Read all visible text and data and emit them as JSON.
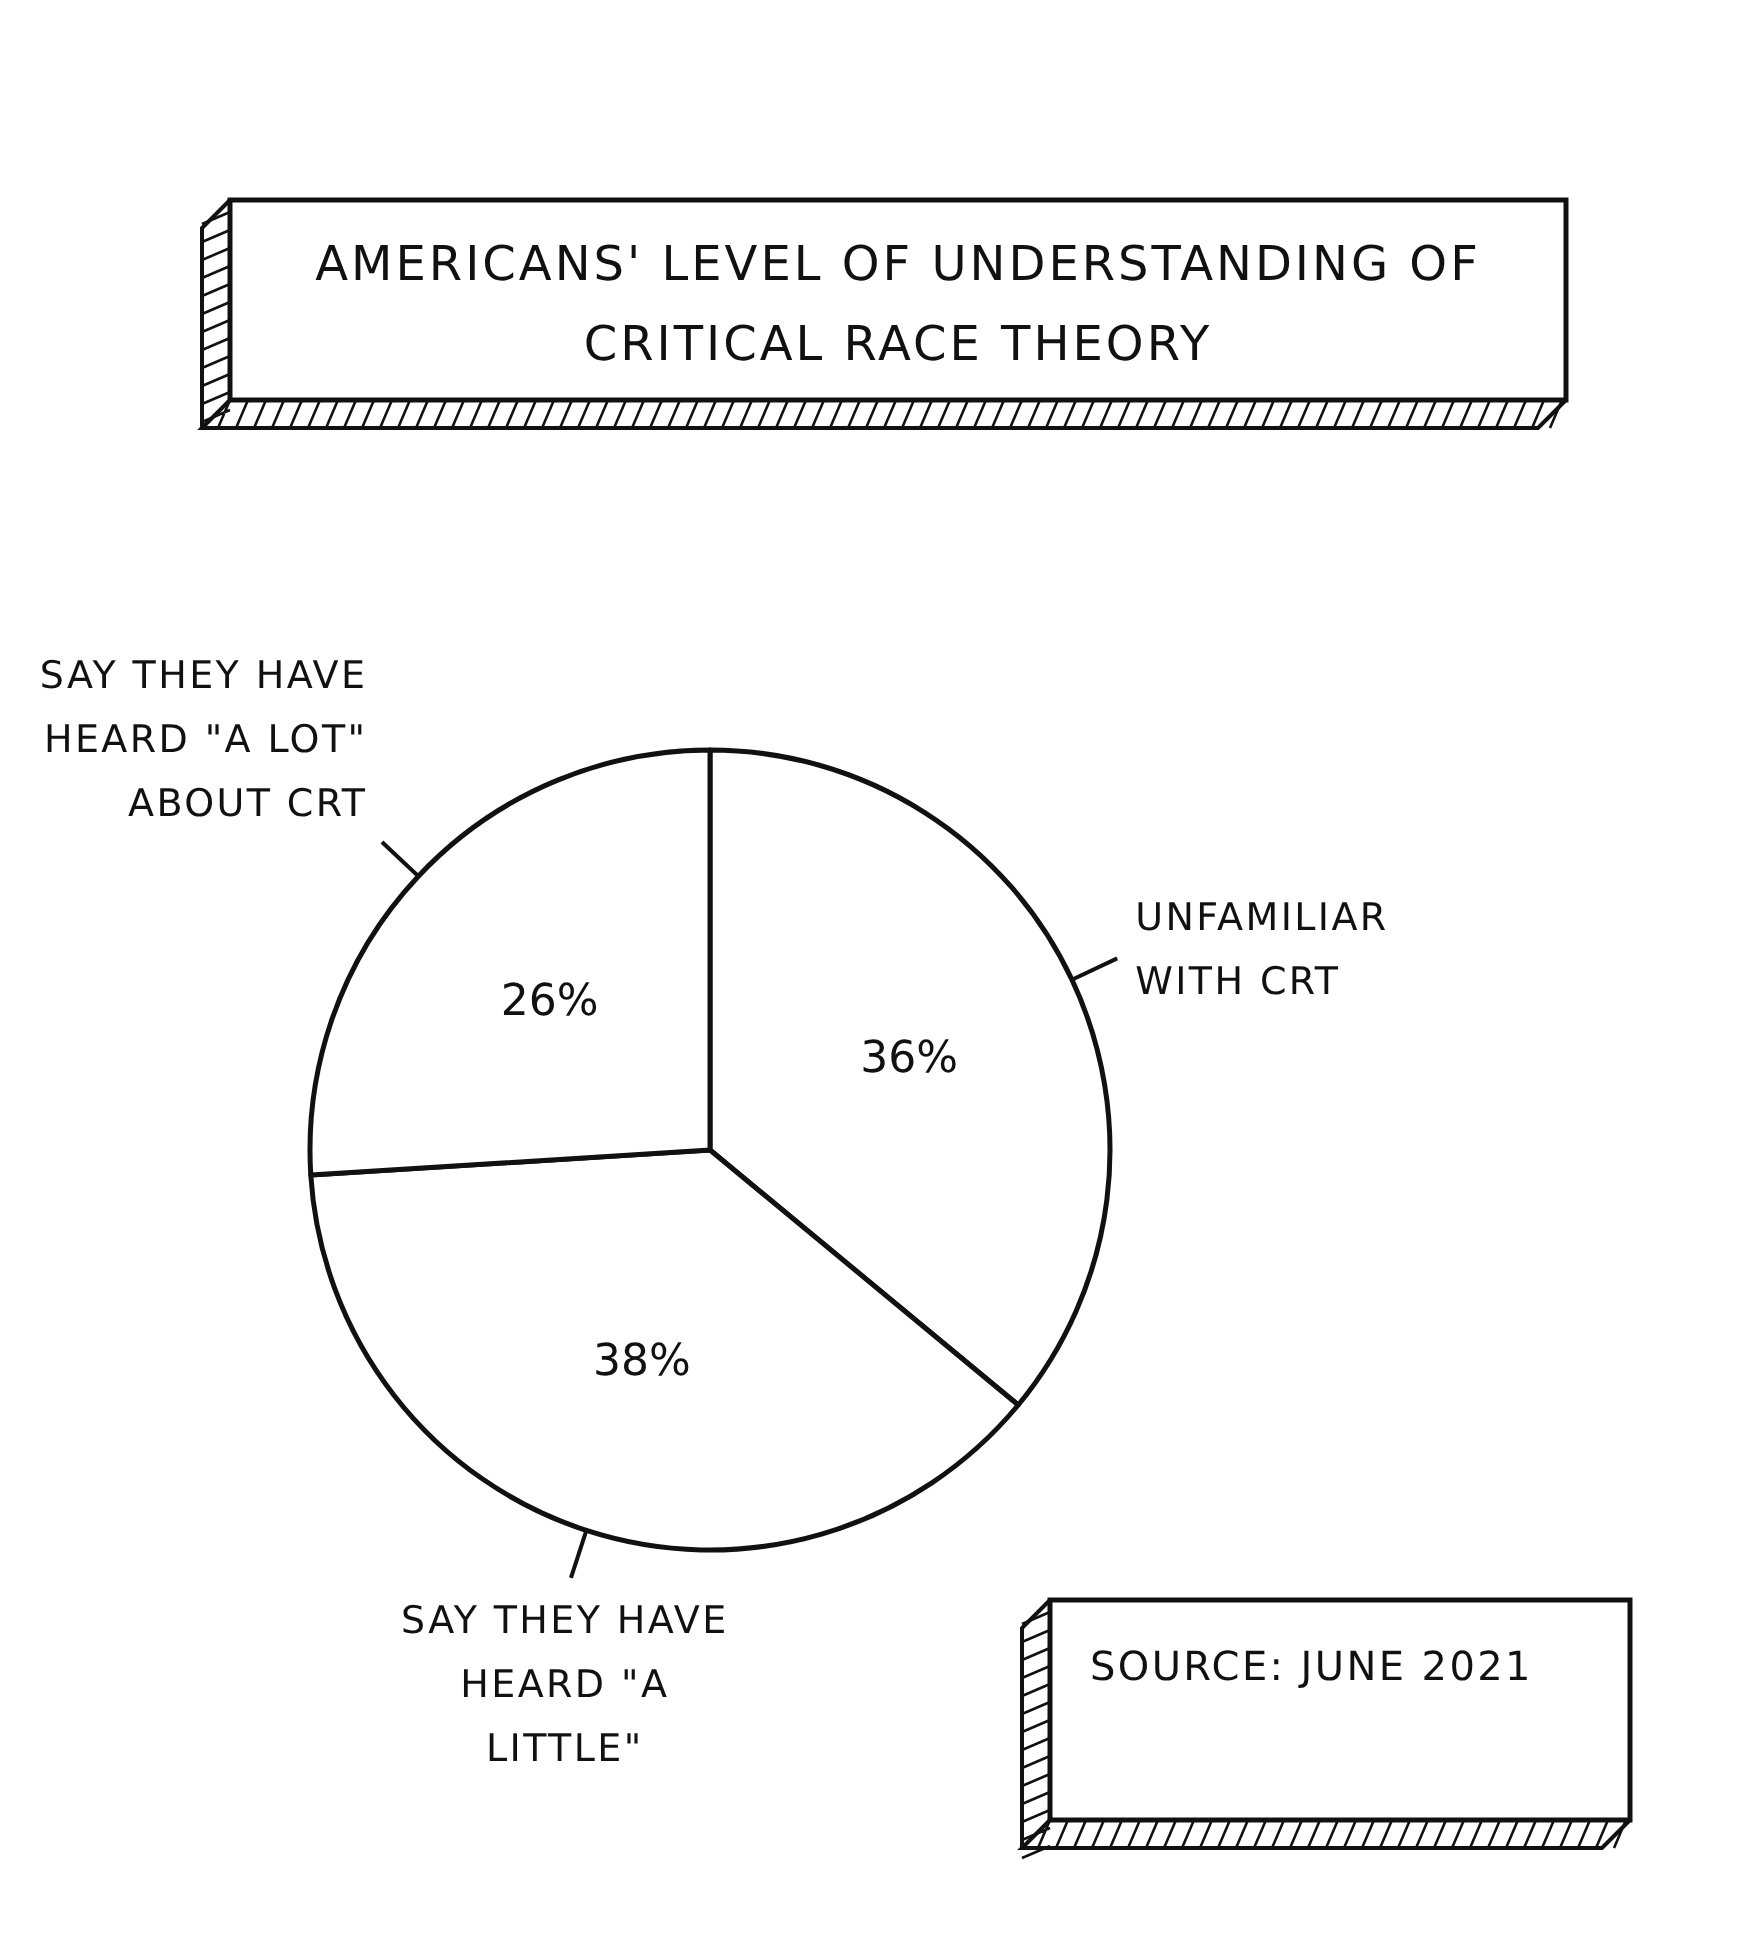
{
  "chart_data": {
    "type": "pie",
    "title": "AMERICANS' LEVEL OF UNDERSTANDING OF CRITICAL RACE THEORY",
    "categories": [
      "UNFAMILIAR WITH CRT",
      "SAY THEY HAVE HEARD \"A LITTLE\"",
      "SAY THEY HAVE HEARD \"A LOT\" ABOUT CRT"
    ],
    "values": [
      36,
      38,
      26
    ],
    "colors": [
      "#ffffff",
      "#ffffff",
      "#ffffff"
    ],
    "value_labels": [
      "36%",
      "38%",
      "26%"
    ],
    "annotations": [
      "SOURCE: JUNE 2021"
    ]
  }
}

■ ■ ■

### EXERCISE
Exclude the pictures and repeat every other part of the records word for word.

### RESPONSE
Read all visible text and data and emit them as JSON.
{
  "chart_data": {
    "type": "pie",
    "title": "AMERICANS' LEVEL OF UNDERSTANDING OF CRITICAL RACE THEORY",
    "categories": [
      "UNFAMILIAR WITH CRT",
      "SAY THEY HAVE HEARD \"A LITTLE\"",
      "SAY THEY HAVE HEARD \"A LOT\" ABOUT CRT"
    ],
    "values": [
      36,
      38,
      26
    ],
    "colors": [
      "#ffffff",
      "#ffffff",
      "#ffffff"
    ],
    "value_labels": [
      "36%",
      "38%",
      "26%"
    ],
    "annotations": [
      "SOURCE: JUNE 2021"
    ]
  }
}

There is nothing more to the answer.